| EXERCISE REQUIREMENTS |
Set down all of the entries word for word, omitting the images they contain.

| DATA FOR THIS TASK |

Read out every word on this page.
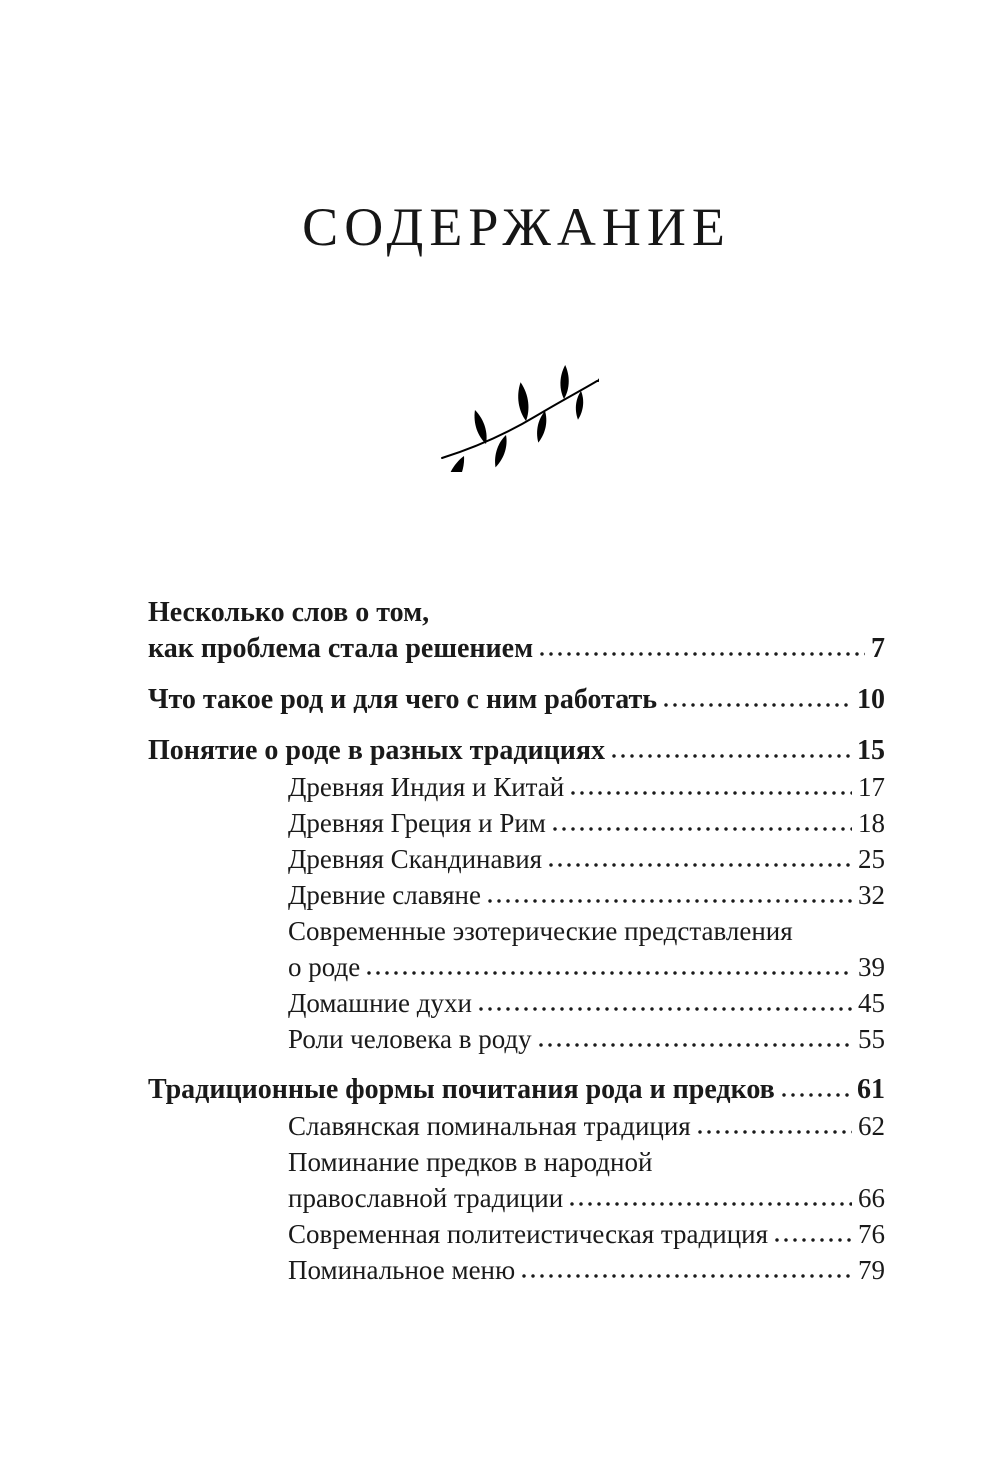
СОДЕРЖАНИЕ
Несколько слов о том,
как проблема стала решением	7
Что такое род и для чего с ним работать	10
Понятие о роде в разных традициях	15
Древняя Индия и Китай	17
Древняя Греция и Рим	18
Древняя Скандинавия	25
Древние славяне	32
Современные эзотерические представления
о роде	39
Домашние духи	45
Роли человека в роду	55
Традиционные формы почитания рода и предков	61
Славянская поминальная традиция	62
Поминание предков в народной
православной традиции	66
Современная политеистическая традиция	76
Поминальное меню	79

| TASK RESULT |
Read out every word on this page.
СОДЕРЖАНИЕ
Несколько слов о том,
как проблема стала решением	7
Что такое род и для чего с ним работать	10
Понятие о роде в разных традициях	15
Древняя Индия и Китай	17
Древняя Греция и Рим	18
Древняя Скандинавия	25
Древние славяне	32
Современные эзотерические представления
о роде	39
Домашние духи	45
Роли человека в роду	55
Традиционные формы почитания рода и предков	61
Славянская поминальная традиция	62
Поминание предков в народной
православной традиции	66
Современная политеистическая традиция	76
Поминальное меню	79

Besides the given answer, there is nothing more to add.